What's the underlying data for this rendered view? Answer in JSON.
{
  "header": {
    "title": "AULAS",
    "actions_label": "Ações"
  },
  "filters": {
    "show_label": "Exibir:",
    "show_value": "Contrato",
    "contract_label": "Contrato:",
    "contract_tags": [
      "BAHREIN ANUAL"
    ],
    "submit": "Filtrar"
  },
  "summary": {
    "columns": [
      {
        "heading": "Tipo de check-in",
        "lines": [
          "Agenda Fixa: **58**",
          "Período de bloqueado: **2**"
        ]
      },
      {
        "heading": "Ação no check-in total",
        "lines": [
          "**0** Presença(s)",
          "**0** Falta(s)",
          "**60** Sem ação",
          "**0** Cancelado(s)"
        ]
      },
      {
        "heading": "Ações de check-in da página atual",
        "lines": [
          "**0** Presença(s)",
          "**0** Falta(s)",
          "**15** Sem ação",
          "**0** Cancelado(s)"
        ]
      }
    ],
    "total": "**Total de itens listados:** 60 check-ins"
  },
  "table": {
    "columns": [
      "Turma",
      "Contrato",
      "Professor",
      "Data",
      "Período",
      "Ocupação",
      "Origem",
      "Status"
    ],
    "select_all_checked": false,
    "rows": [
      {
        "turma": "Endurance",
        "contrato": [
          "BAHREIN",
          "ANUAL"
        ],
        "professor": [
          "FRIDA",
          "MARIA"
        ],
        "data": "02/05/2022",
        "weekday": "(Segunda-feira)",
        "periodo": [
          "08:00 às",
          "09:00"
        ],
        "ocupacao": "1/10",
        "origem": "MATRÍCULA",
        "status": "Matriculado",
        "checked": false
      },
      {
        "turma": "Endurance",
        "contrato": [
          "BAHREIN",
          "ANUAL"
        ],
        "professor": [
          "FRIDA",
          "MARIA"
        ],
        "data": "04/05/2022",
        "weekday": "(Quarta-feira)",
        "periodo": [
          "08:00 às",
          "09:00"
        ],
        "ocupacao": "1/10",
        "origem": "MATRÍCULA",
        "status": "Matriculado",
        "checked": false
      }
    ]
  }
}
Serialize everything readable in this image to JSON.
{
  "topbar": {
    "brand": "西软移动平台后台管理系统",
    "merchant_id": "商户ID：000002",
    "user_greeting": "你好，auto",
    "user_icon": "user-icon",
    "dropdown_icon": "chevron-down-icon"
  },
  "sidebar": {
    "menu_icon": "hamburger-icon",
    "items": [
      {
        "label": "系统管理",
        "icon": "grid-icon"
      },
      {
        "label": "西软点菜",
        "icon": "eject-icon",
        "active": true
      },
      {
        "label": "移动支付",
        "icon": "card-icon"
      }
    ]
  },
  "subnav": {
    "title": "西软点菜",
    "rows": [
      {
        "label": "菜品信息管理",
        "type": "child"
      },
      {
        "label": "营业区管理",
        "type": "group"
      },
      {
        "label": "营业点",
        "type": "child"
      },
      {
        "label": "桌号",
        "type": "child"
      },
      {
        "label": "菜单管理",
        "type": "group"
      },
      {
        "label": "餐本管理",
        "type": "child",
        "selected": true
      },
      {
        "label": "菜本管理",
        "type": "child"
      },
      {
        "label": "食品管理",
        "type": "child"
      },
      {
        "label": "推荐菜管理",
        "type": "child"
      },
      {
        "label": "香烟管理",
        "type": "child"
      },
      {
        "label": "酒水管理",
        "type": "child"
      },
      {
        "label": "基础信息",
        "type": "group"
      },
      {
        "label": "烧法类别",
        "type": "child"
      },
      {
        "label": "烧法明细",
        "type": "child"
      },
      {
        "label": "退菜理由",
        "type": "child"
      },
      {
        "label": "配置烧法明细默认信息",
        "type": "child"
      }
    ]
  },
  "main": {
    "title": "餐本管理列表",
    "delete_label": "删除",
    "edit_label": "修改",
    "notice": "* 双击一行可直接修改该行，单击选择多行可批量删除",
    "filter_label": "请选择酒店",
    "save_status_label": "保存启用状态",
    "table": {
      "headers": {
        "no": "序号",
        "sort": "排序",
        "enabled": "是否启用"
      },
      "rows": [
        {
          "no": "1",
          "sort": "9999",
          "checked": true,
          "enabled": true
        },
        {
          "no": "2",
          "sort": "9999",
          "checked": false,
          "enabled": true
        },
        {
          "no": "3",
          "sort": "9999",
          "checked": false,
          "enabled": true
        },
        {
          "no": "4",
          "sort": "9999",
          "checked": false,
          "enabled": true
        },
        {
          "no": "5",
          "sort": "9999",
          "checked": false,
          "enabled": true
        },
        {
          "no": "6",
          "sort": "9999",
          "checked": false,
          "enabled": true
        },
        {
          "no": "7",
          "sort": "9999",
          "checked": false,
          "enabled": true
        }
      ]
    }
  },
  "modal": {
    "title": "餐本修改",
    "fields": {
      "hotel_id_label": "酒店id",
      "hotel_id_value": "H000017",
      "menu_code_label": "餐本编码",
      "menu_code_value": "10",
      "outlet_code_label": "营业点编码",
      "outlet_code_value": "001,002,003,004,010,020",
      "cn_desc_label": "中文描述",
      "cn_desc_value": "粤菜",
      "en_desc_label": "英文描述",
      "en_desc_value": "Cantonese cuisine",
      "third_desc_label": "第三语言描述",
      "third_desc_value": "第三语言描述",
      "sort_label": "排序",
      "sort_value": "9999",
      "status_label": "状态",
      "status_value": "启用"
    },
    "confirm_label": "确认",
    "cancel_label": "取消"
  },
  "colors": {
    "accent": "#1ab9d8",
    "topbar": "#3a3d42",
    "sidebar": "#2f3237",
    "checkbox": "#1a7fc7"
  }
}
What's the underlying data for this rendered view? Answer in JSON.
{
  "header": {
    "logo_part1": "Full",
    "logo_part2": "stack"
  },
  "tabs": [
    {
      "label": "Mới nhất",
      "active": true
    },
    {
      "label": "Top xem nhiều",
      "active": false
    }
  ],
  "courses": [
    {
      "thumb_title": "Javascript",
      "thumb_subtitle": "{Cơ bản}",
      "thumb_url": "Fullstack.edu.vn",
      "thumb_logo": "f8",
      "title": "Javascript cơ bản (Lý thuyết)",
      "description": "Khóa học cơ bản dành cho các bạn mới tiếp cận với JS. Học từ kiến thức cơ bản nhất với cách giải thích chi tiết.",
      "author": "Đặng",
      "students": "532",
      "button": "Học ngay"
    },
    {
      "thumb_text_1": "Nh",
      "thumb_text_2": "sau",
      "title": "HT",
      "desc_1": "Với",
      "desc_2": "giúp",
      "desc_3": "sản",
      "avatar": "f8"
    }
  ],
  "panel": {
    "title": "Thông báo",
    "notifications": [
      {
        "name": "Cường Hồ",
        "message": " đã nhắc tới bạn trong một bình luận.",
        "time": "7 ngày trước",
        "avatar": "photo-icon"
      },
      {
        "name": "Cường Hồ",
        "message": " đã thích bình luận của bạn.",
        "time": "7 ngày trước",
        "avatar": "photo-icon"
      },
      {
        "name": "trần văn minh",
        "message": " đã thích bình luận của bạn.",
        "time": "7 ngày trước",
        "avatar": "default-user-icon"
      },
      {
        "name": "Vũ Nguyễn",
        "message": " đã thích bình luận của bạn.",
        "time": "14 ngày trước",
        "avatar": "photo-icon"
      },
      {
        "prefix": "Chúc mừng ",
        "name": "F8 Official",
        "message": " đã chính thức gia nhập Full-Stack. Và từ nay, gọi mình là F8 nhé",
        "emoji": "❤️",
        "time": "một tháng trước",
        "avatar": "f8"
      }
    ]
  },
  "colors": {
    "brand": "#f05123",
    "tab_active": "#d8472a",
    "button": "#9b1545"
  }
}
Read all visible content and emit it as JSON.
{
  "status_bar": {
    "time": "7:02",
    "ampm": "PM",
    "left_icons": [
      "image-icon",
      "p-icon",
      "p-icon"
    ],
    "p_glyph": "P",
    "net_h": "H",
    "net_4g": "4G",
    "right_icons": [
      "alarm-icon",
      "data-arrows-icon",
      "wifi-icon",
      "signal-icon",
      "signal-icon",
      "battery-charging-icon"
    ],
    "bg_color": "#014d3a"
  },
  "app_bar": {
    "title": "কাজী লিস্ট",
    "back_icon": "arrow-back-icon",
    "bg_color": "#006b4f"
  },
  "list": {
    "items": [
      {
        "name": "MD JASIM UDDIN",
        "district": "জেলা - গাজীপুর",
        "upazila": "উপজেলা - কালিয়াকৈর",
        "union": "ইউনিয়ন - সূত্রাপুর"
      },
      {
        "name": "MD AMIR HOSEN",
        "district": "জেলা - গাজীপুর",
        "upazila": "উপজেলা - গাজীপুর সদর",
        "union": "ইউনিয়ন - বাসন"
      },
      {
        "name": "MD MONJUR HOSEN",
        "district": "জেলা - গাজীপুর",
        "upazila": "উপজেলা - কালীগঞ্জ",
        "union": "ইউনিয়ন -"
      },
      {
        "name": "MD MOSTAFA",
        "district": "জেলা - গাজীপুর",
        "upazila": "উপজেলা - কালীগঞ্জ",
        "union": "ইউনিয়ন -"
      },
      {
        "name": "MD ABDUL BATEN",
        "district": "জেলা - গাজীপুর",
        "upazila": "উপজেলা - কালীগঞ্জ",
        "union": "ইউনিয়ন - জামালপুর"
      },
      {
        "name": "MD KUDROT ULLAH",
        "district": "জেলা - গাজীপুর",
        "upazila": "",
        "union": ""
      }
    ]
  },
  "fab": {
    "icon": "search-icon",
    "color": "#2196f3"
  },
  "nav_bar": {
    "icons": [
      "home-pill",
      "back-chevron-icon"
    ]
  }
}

◇ ◇ ◇

◆ Brief: Check each line of the records above for the string "JSON", and report every line that has it.

◆ Written solution:
What's the underlying data for this rendered view? Answer in JSON.
Serialize everything readable in this image to JSON.
What's the underlying data for this rendered view? Answer in JSON.
Read all visible content and emit it as JSON.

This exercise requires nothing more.